(Text Opens)

Elimination of License Exception Civil End Users (CIV)

Pursuant to the second new rule, License Exception CIV is eliminated in whole. In the explanatory portion of the final rule, BIS stated, “the primary goal of this effort is to advance U.S. national security, foreign policy, and economic objectives by ensuring an effective export control and treaty compliance system and promoting continued U.S. strategic technology leadership.” While the final rule did not make mention of China, China most assuredly is the primary target of this effort, as the country has long been criticized by Trump Administration officials for exploiting perceived gaps in U.S. export controls via retransfers of U.S. technology. Previously, the License Exception authorized the export, re-export, or transfer (in-country) of certain items subject to control only for low-level national security (“NS”) reasons, and identified as eligible for the license exception most commercial end-users in destinations identified in Country Group D:1 (including China, Russia, and Venezuela, among other countries), without the need for prior review by BIS. This rule modification removes the previously applicable license exception for such low-level items.

Modification of License Exception Additional Permissive Reexports (APR)

Finally, citing the need “[t]o get better visibility into transactions of national security or foreign policy interest to the United States,” BIS proposes to modify License Exception APR for certain controlled items.  Previously, paragraph (a) of License Exception APR authorized the re-export of certain US.-origin items from a country in Country Group A:1 (i.e., countries, like the United States, participating in the Wassenaar Arrangement for multilateral export controls) or Hong Kong to certain more controlled destinations, provided that the re-export is consistent with an export authorization from the country of re-export.

In particular, License Exception APR currently authorizes re-exports to Country Group D:1 (which, as noted above, includes China, Russia, and Venezuela) so long as the items are only subject to national security controls.  BIS is proposing to remove countries in Country Group D:1 as a category of eligible destinations, as “even Wassenaar participating states in Country Group A:1 may have export authorization policies that do not align with the national security or foreign policy interests of the U.S. government.” If License Exception APR is modified as proposed, re-exports of certain national security-controlled items must be reviewed by the U.S. government before proceeding. Given the increasing consensus within the U.S. government that additional U.S. export restrictions will be needed to counter China’s “civil-military fusion,” it is reasonable to conclude that the new rule also is intended to target China in particular.

(Text Closes)

Carry on the export control rule changes text from where it stops, keeping its tone and focus.

(Exercise data Opens)

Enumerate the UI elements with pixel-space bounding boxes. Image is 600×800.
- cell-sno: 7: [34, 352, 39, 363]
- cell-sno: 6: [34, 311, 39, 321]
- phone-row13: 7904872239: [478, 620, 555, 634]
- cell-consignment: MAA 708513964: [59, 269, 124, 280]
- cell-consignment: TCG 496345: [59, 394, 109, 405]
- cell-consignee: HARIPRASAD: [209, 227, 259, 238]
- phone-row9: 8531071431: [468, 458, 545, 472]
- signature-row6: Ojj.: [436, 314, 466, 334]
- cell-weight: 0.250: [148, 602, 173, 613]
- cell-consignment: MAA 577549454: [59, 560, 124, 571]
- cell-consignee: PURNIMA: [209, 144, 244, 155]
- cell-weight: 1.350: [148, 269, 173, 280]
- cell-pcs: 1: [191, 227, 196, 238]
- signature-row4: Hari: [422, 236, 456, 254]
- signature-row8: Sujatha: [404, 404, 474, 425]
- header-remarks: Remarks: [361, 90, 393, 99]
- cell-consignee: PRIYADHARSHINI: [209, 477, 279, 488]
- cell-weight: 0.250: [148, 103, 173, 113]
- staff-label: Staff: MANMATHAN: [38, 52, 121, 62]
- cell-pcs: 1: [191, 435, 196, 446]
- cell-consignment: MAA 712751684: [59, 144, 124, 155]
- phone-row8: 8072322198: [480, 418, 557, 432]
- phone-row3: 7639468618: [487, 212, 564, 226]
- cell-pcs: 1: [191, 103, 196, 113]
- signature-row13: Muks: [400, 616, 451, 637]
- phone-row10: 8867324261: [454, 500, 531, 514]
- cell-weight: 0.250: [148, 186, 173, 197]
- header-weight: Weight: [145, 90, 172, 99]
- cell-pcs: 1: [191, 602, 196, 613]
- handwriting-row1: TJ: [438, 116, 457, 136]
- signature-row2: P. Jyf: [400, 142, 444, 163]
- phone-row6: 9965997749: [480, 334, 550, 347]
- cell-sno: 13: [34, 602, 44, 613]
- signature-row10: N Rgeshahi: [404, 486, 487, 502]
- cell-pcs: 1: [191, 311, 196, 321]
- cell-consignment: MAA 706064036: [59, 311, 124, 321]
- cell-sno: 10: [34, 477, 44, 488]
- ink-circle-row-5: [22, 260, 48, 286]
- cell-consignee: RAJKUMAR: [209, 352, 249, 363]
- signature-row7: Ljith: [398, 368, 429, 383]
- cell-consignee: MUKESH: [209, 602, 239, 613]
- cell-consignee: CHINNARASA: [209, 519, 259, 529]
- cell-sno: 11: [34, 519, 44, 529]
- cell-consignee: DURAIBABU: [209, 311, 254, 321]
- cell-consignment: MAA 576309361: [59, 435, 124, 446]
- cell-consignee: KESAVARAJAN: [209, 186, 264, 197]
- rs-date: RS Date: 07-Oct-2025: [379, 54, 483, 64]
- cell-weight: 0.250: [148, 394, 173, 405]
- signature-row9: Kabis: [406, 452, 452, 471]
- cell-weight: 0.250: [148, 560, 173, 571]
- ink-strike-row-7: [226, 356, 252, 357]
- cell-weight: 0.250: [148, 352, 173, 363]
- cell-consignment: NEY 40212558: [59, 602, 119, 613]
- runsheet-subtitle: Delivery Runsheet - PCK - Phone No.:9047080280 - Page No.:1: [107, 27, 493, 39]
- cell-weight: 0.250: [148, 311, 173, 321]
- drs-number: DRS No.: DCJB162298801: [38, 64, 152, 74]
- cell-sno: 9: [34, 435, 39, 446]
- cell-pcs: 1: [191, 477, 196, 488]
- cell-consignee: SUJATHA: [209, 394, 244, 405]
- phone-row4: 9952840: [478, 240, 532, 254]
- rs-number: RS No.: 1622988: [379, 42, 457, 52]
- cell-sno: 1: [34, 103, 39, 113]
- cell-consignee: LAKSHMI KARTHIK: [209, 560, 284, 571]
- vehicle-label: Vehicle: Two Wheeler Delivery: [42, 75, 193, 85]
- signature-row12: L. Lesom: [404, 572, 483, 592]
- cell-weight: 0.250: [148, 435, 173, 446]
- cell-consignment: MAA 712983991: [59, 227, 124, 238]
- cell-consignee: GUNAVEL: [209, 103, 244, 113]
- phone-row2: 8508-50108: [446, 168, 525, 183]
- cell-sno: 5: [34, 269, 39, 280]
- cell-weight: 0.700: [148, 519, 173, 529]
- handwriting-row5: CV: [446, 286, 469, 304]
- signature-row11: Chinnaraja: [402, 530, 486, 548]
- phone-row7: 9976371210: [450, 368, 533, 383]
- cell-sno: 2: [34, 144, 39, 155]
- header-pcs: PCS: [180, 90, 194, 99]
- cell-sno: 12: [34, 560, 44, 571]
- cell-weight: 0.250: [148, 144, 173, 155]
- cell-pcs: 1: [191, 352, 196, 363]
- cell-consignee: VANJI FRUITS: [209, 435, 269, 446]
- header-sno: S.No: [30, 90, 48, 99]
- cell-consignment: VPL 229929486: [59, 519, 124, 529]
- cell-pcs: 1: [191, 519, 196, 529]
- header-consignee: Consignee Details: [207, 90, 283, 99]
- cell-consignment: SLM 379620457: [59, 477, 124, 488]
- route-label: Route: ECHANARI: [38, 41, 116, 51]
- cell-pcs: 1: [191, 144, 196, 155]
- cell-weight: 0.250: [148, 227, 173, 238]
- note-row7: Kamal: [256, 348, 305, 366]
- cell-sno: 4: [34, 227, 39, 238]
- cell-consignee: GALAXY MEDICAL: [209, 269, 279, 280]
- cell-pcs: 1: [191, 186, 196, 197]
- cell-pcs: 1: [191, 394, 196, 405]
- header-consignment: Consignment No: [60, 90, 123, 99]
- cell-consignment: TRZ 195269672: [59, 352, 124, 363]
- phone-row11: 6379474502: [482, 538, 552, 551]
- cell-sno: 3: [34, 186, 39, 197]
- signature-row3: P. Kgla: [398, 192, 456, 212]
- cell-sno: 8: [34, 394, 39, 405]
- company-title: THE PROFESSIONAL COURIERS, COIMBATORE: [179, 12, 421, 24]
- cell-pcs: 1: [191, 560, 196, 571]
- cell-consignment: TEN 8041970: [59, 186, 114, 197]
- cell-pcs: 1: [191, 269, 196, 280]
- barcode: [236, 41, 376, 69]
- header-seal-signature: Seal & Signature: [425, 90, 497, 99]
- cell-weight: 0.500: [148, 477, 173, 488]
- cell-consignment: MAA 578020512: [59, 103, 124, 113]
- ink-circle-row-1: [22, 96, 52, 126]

(Exercise data Closes)

→ **Task answer**:
Unlike the other two rules released contemporaneously by BIS, this third rule is only a proposal. BIS is currently accepting comments on the rule through June 29, 2020, and so it is possible that revisions may be made to the final version of the rule. Companies that would be affected by the proposed rule and other interested parties should consider drafting comments on the rule to make their voices heard prior to the deadline.

Conclusion

The three rules published by BIS on April 28, 2020, reflect the Trump Administration’s latest effort to pursue stricter controls on U.S. goods and technology, even as the full economic effect of the COVID-19 pandemic has yet to be realized. While the April 28, 2020 rules impact exports, re-exports, and in-country transfers to a variety of destinations, based on reports of the March 25, 2020, Cabinet meeting, and other high-profile actions targeting Huawei, China appears to be the principal motivation behind the new rules.

Although the two final rules will not become effective for 60 days, all companies conducting cross-border transactions involving goods, software, or technology subject to U.S. jurisdiction should carefully conduct due diligence on the end-users of their items and ensure that their compliance procedures are fully implemented to avoid even inadvertent violations of these tightened trade restrictions.